** BEGIN **

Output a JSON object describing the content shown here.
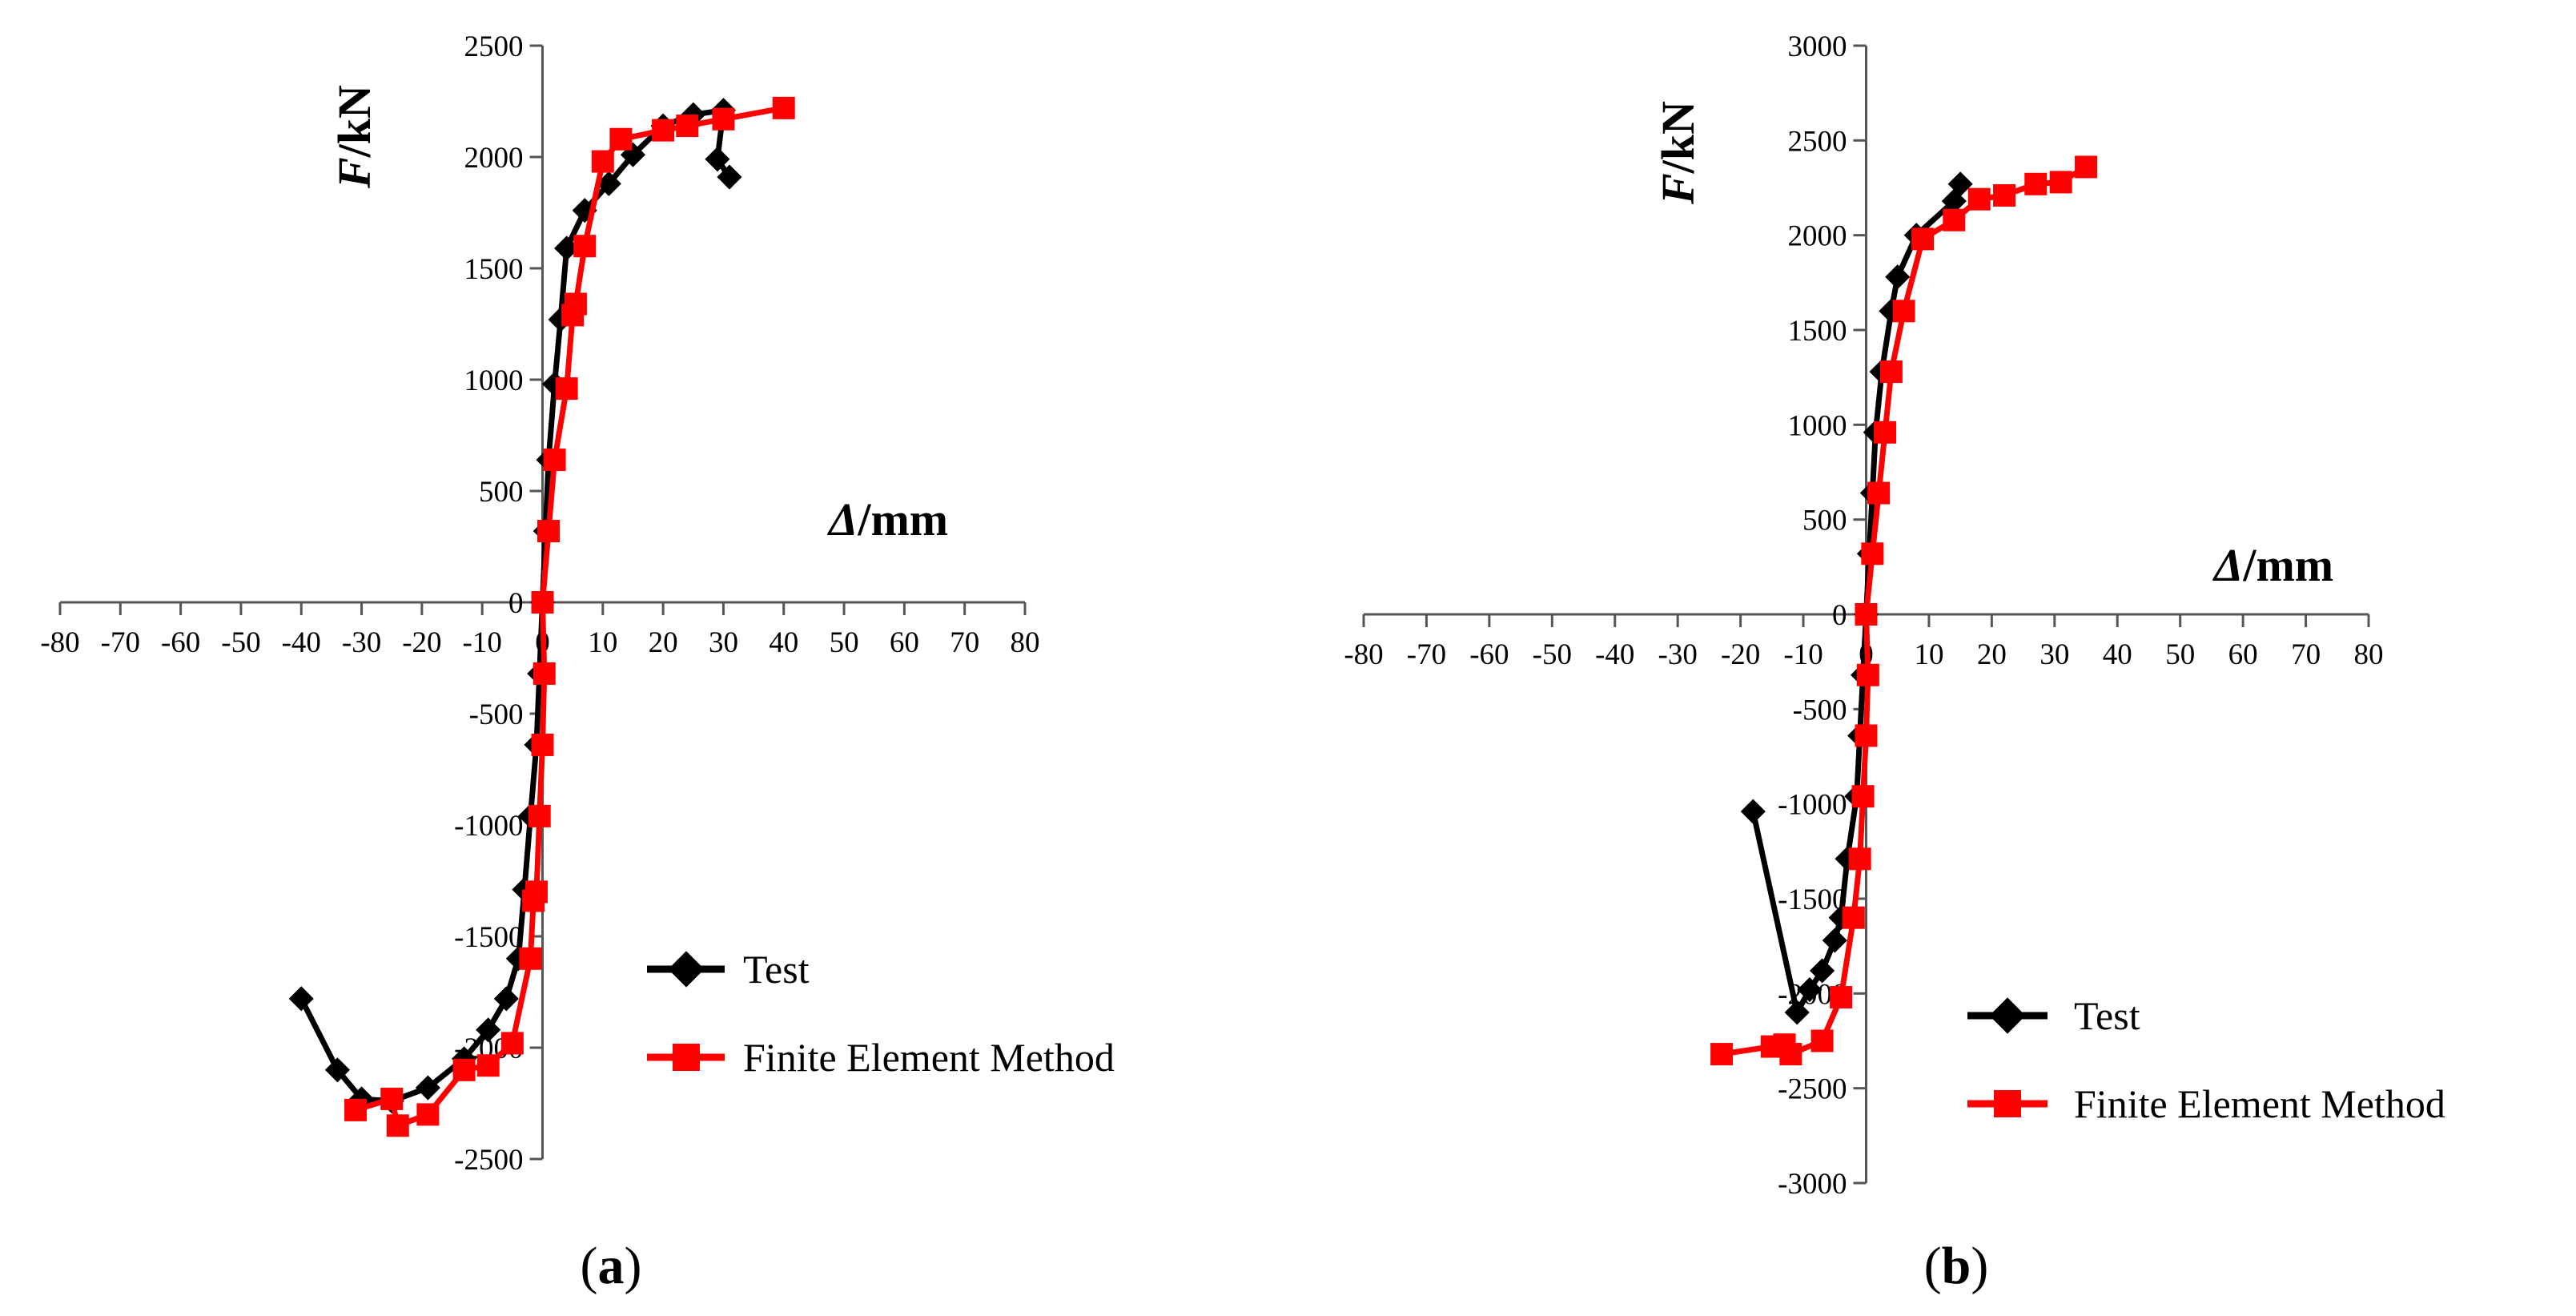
{
  "figure": {
    "panels": [
      {
        "caption_open": "(",
        "caption_letter": "a",
        "caption_close": ")"
      },
      {
        "caption_open": "(",
        "caption_letter": "b",
        "caption_close": ")"
      }
    ]
  },
  "chart_data": [
    {
      "type": "line",
      "title": "",
      "xlabel_symbol": "Δ",
      "xlabel_unit": "/mm",
      "ylabel_symbol": "F",
      "ylabel_unit": "/kN",
      "xlim": [
        -80,
        80
      ],
      "ylim": [
        -2500,
        2500
      ],
      "x_ticks": [
        -80,
        -70,
        -60,
        -50,
        -40,
        -30,
        -20,
        -10,
        0,
        10,
        20,
        30,
        40,
        50,
        60,
        70,
        80
      ],
      "y_ticks": [
        -2500,
        -2000,
        -1500,
        -1000,
        -500,
        0,
        500,
        1000,
        1500,
        2000,
        2500
      ],
      "legend_position": "bottom-right",
      "series": [
        {
          "name": "Test",
          "color": "#000000",
          "marker": "diamond",
          "points": [
            [
              31,
              1910
            ],
            [
              29,
              1990
            ],
            [
              30,
              2210
            ],
            [
              25,
              2190
            ],
            [
              20,
              2140
            ],
            [
              15,
              2010
            ],
            [
              11,
              1880
            ],
            [
              7,
              1760
            ],
            [
              4,
              1590
            ],
            [
              3,
              1270
            ],
            [
              2,
              980
            ],
            [
              1,
              640
            ],
            [
              0.5,
              320
            ],
            [
              0,
              0
            ],
            [
              -0.5,
              -320
            ],
            [
              -1,
              -640
            ],
            [
              -2,
              -960
            ],
            [
              -3,
              -1290
            ],
            [
              -4,
              -1600
            ],
            [
              -6,
              -1780
            ],
            [
              -9,
              -1920
            ],
            [
              -13,
              -2050
            ],
            [
              -19,
              -2180
            ],
            [
              -25,
              -2240
            ],
            [
              -30,
              -2230
            ],
            [
              -34,
              -2100
            ],
            [
              -40,
              -1780
            ]
          ]
        },
        {
          "name": "Finite Element Method",
          "color": "#ff0000",
          "marker": "square",
          "points": [
            [
              -31,
              -2280
            ],
            [
              -25,
              -2230
            ],
            [
              -24,
              -2350
            ],
            [
              -19,
              -2300
            ],
            [
              -13,
              -2100
            ],
            [
              -9,
              -2080
            ],
            [
              -5,
              -1980
            ],
            [
              -2,
              -1600
            ],
            [
              -1.5,
              -1340
            ],
            [
              -1,
              -1300
            ],
            [
              -0.5,
              -960
            ],
            [
              0,
              -640
            ],
            [
              0.3,
              -320
            ],
            [
              0,
              0
            ],
            [
              1,
              320
            ],
            [
              2,
              640
            ],
            [
              4,
              960
            ],
            [
              5,
              1290
            ],
            [
              5.5,
              1340
            ],
            [
              7,
              1600
            ],
            [
              10,
              1980
            ],
            [
              13,
              2080
            ],
            [
              20,
              2120
            ],
            [
              24,
              2140
            ],
            [
              30,
              2170
            ],
            [
              40,
              2220
            ]
          ]
        }
      ]
    },
    {
      "type": "line",
      "title": "",
      "xlabel_symbol": "Δ",
      "xlabel_unit": "/mm",
      "ylabel_symbol": "F",
      "ylabel_unit": "/kN",
      "xlim": [
        -80,
        80
      ],
      "ylim": [
        -3000,
        3000
      ],
      "x_ticks": [
        -80,
        -70,
        -60,
        -50,
        -40,
        -30,
        -20,
        -10,
        0,
        10,
        20,
        30,
        40,
        50,
        60,
        70,
        80
      ],
      "y_ticks": [
        -3000,
        -2500,
        -2000,
        -1500,
        -1000,
        -500,
        0,
        500,
        1000,
        1500,
        2000,
        2500,
        3000
      ],
      "legend_position": "bottom-right",
      "series": [
        {
          "name": "Test",
          "color": "#000000",
          "marker": "diamond",
          "points": [
            [
              15,
              2270
            ],
            [
              14,
              2180
            ],
            [
              8,
              2000
            ],
            [
              5,
              1780
            ],
            [
              4,
              1600
            ],
            [
              2.5,
              1280
            ],
            [
              1.5,
              960
            ],
            [
              1,
              640
            ],
            [
              0.5,
              320
            ],
            [
              0,
              0
            ],
            [
              -0.5,
              -320
            ],
            [
              -1,
              -640
            ],
            [
              -1.5,
              -960
            ],
            [
              -3,
              -1290
            ],
            [
              -4,
              -1600
            ],
            [
              -5,
              -1720
            ],
            [
              -7,
              -1880
            ],
            [
              -9,
              -1980
            ],
            [
              -11,
              -2100
            ],
            [
              -18,
              -1040
            ]
          ]
        },
        {
          "name": "Finite Element Method",
          "color": "#ff0000",
          "marker": "square",
          "points": [
            [
              -23,
              -2320
            ],
            [
              -15,
              -2280
            ],
            [
              -13,
              -2270
            ],
            [
              -12,
              -2320
            ],
            [
              -7,
              -2250
            ],
            [
              -4,
              -2020
            ],
            [
              -2,
              -1600
            ],
            [
              -1,
              -1290
            ],
            [
              -0.5,
              -960
            ],
            [
              0,
              -640
            ],
            [
              0.3,
              -320
            ],
            [
              0,
              0
            ],
            [
              1,
              320
            ],
            [
              2,
              640
            ],
            [
              3,
              960
            ],
            [
              4,
              1280
            ],
            [
              6,
              1600
            ],
            [
              9,
              1980
            ],
            [
              14,
              2080
            ],
            [
              18,
              2190
            ],
            [
              22,
              2210
            ],
            [
              27,
              2270
            ],
            [
              31,
              2280
            ],
            [
              35,
              2360
            ]
          ]
        }
      ]
    }
  ]
}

** END **

**Task to carry out:** Give all the entries again exactly, dropping each picture.

**Expected answer:**
Output a JSON object describing the content shown here.
{
  "figure": {
    "panels": [
      {
        "caption_open": "(",
        "caption_letter": "a",
        "caption_close": ")"
      },
      {
        "caption_open": "(",
        "caption_letter": "b",
        "caption_close": ")"
      }
    ]
  },
  "chart_data": [
    {
      "type": "line",
      "title": "",
      "xlabel_symbol": "Δ",
      "xlabel_unit": "/mm",
      "ylabel_symbol": "F",
      "ylabel_unit": "/kN",
      "xlim": [
        -80,
        80
      ],
      "ylim": [
        -2500,
        2500
      ],
      "x_ticks": [
        -80,
        -70,
        -60,
        -50,
        -40,
        -30,
        -20,
        -10,
        0,
        10,
        20,
        30,
        40,
        50,
        60,
        70,
        80
      ],
      "y_ticks": [
        -2500,
        -2000,
        -1500,
        -1000,
        -500,
        0,
        500,
        1000,
        1500,
        2000,
        2500
      ],
      "legend_position": "bottom-right",
      "series": [
        {
          "name": "Test",
          "color": "#000000",
          "marker": "diamond",
          "points": [
            [
              31,
              1910
            ],
            [
              29,
              1990
            ],
            [
              30,
              2210
            ],
            [
              25,
              2190
            ],
            [
              20,
              2140
            ],
            [
              15,
              2010
            ],
            [
              11,
              1880
            ],
            [
              7,
              1760
            ],
            [
              4,
              1590
            ],
            [
              3,
              1270
            ],
            [
              2,
              980
            ],
            [
              1,
              640
            ],
            [
              0.5,
              320
            ],
            [
              0,
              0
            ],
            [
              -0.5,
              -320
            ],
            [
              -1,
              -640
            ],
            [
              -2,
              -960
            ],
            [
              -3,
              -1290
            ],
            [
              -4,
              -1600
            ],
            [
              -6,
              -1780
            ],
            [
              -9,
              -1920
            ],
            [
              -13,
              -2050
            ],
            [
              -19,
              -2180
            ],
            [
              -25,
              -2240
            ],
            [
              -30,
              -2230
            ],
            [
              -34,
              -2100
            ],
            [
              -40,
              -1780
            ]
          ]
        },
        {
          "name": "Finite Element Method",
          "color": "#ff0000",
          "marker": "square",
          "points": [
            [
              -31,
              -2280
            ],
            [
              -25,
              -2230
            ],
            [
              -24,
              -2350
            ],
            [
              -19,
              -2300
            ],
            [
              -13,
              -2100
            ],
            [
              -9,
              -2080
            ],
            [
              -5,
              -1980
            ],
            [
              -2,
              -1600
            ],
            [
              -1.5,
              -1340
            ],
            [
              -1,
              -1300
            ],
            [
              -0.5,
              -960
            ],
            [
              0,
              -640
            ],
            [
              0.3,
              -320
            ],
            [
              0,
              0
            ],
            [
              1,
              320
            ],
            [
              2,
              640
            ],
            [
              4,
              960
            ],
            [
              5,
              1290
            ],
            [
              5.5,
              1340
            ],
            [
              7,
              1600
            ],
            [
              10,
              1980
            ],
            [
              13,
              2080
            ],
            [
              20,
              2120
            ],
            [
              24,
              2140
            ],
            [
              30,
              2170
            ],
            [
              40,
              2220
            ]
          ]
        }
      ]
    },
    {
      "type": "line",
      "title": "",
      "xlabel_symbol": "Δ",
      "xlabel_unit": "/mm",
      "ylabel_symbol": "F",
      "ylabel_unit": "/kN",
      "xlim": [
        -80,
        80
      ],
      "ylim": [
        -3000,
        3000
      ],
      "x_ticks": [
        -80,
        -70,
        -60,
        -50,
        -40,
        -30,
        -20,
        -10,
        0,
        10,
        20,
        30,
        40,
        50,
        60,
        70,
        80
      ],
      "y_ticks": [
        -3000,
        -2500,
        -2000,
        -1500,
        -1000,
        -500,
        0,
        500,
        1000,
        1500,
        2000,
        2500,
        3000
      ],
      "legend_position": "bottom-right",
      "series": [
        {
          "name": "Test",
          "color": "#000000",
          "marker": "diamond",
          "points": [
            [
              15,
              2270
            ],
            [
              14,
              2180
            ],
            [
              8,
              2000
            ],
            [
              5,
              1780
            ],
            [
              4,
              1600
            ],
            [
              2.5,
              1280
            ],
            [
              1.5,
              960
            ],
            [
              1,
              640
            ],
            [
              0.5,
              320
            ],
            [
              0,
              0
            ],
            [
              -0.5,
              -320
            ],
            [
              -1,
              -640
            ],
            [
              -1.5,
              -960
            ],
            [
              -3,
              -1290
            ],
            [
              -4,
              -1600
            ],
            [
              -5,
              -1720
            ],
            [
              -7,
              -1880
            ],
            [
              -9,
              -1980
            ],
            [
              -11,
              -2100
            ],
            [
              -18,
              -1040
            ]
          ]
        },
        {
          "name": "Finite Element Method",
          "color": "#ff0000",
          "marker": "square",
          "points": [
            [
              -23,
              -2320
            ],
            [
              -15,
              -2280
            ],
            [
              -13,
              -2270
            ],
            [
              -12,
              -2320
            ],
            [
              -7,
              -2250
            ],
            [
              -4,
              -2020
            ],
            [
              -2,
              -1600
            ],
            [
              -1,
              -1290
            ],
            [
              -0.5,
              -960
            ],
            [
              0,
              -640
            ],
            [
              0.3,
              -320
            ],
            [
              0,
              0
            ],
            [
              1,
              320
            ],
            [
              2,
              640
            ],
            [
              3,
              960
            ],
            [
              4,
              1280
            ],
            [
              6,
              1600
            ],
            [
              9,
              1980
            ],
            [
              14,
              2080
            ],
            [
              18,
              2190
            ],
            [
              22,
              2210
            ],
            [
              27,
              2270
            ],
            [
              31,
              2280
            ],
            [
              35,
              2360
            ]
          ]
        }
      ]
    }
  ]
}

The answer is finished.